> [Requirements]
Find the lines below that contain the string "this". Copy each one.
_ _ _ _ _
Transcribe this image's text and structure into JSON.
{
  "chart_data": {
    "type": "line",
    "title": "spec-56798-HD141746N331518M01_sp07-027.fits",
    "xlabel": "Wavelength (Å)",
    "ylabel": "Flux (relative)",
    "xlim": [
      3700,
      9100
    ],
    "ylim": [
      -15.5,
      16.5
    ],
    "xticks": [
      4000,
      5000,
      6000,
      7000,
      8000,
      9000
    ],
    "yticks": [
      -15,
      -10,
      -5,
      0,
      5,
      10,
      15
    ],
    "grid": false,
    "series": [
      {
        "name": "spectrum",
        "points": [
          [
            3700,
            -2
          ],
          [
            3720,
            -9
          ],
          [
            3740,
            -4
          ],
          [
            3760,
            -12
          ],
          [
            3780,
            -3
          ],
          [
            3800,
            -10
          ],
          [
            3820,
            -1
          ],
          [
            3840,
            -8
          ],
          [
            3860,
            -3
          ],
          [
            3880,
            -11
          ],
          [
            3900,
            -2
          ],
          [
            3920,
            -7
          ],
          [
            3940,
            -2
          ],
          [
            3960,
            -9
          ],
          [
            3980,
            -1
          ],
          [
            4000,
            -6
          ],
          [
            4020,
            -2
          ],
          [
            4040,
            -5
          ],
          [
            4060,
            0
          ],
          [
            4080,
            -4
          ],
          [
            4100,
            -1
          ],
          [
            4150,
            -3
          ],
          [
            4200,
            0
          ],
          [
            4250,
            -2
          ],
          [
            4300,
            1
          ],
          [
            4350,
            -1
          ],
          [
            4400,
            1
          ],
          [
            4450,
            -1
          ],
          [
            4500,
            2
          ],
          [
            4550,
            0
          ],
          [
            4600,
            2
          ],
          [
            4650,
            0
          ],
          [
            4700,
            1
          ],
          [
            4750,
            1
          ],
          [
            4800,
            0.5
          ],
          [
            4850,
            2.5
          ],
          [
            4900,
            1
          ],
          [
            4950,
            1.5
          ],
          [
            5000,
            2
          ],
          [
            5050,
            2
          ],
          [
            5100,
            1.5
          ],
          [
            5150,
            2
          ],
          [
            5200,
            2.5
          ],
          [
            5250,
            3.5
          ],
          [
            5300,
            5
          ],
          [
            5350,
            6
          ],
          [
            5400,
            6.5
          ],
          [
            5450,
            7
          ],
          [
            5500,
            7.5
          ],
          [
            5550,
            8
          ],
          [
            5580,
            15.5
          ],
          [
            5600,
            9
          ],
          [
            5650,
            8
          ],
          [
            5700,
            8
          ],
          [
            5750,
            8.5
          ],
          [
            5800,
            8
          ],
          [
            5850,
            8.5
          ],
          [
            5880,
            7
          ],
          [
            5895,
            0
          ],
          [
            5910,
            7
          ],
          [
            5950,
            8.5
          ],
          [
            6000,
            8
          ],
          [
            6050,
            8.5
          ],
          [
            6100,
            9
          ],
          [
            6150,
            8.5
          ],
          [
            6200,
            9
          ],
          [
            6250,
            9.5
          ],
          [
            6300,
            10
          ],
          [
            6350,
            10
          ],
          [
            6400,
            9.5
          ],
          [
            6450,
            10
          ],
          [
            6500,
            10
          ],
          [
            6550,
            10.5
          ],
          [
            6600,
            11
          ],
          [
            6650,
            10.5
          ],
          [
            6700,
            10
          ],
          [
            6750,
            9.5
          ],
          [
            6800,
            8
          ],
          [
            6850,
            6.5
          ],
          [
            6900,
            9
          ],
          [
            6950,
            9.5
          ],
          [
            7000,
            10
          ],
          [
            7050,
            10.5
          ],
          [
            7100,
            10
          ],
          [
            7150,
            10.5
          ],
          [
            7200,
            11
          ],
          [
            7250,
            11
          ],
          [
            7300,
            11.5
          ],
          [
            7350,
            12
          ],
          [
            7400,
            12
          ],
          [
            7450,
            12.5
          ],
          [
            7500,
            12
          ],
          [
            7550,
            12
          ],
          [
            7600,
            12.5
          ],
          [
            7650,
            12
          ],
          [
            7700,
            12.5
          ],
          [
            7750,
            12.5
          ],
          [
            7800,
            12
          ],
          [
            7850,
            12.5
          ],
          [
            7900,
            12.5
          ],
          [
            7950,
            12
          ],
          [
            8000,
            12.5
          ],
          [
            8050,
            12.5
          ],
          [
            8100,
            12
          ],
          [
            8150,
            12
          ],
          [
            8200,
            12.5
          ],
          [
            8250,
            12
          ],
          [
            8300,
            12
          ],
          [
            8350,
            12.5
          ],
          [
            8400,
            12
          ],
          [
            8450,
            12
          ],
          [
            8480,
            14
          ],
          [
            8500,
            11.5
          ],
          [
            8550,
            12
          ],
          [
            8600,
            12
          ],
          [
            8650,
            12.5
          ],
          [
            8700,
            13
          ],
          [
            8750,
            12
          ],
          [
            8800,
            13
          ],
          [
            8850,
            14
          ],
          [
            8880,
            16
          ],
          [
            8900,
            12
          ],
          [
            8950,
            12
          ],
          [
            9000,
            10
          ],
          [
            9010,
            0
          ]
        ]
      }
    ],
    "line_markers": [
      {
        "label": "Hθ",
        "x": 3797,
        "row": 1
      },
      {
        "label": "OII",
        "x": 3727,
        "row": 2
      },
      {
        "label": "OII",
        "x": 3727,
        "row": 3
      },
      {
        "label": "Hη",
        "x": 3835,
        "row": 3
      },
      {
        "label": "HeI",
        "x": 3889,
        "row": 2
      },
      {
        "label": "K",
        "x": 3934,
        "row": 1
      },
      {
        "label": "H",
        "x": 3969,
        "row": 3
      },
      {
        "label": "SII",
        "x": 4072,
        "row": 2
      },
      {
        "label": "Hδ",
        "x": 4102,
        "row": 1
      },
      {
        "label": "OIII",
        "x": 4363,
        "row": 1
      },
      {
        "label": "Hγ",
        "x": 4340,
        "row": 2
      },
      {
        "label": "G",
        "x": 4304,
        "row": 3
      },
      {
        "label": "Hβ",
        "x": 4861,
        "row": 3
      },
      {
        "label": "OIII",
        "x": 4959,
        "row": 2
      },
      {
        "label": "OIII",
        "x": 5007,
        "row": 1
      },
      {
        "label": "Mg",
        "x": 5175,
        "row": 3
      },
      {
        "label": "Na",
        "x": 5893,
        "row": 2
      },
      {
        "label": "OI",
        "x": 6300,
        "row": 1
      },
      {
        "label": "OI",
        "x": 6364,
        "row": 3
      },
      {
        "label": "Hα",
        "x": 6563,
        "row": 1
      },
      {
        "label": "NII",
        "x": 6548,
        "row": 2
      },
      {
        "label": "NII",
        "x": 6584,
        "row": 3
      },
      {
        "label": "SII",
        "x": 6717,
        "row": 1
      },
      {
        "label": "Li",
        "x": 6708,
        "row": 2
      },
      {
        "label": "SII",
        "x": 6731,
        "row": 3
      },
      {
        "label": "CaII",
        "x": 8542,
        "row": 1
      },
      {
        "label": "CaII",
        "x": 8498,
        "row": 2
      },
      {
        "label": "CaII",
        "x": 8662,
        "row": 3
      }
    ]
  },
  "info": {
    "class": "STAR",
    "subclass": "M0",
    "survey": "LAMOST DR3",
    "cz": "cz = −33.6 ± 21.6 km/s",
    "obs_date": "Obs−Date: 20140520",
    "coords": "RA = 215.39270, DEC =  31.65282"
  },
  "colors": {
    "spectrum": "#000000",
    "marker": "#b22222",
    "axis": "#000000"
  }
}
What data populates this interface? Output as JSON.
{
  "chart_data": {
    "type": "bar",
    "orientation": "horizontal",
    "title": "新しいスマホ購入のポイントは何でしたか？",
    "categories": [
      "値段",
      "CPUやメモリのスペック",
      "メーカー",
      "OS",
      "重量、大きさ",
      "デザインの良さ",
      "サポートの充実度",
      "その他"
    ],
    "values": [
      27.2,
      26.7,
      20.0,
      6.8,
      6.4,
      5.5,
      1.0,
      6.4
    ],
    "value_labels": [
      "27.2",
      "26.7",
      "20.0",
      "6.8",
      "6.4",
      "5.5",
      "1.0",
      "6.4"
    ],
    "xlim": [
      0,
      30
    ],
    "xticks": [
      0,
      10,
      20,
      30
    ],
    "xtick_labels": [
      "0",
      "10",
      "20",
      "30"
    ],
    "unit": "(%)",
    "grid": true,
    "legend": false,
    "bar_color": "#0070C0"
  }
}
_ _ _ _ _
> [Exercise result]
Transcribe this image's text and structure into JSON.
What data populates this interface? Output as JSON.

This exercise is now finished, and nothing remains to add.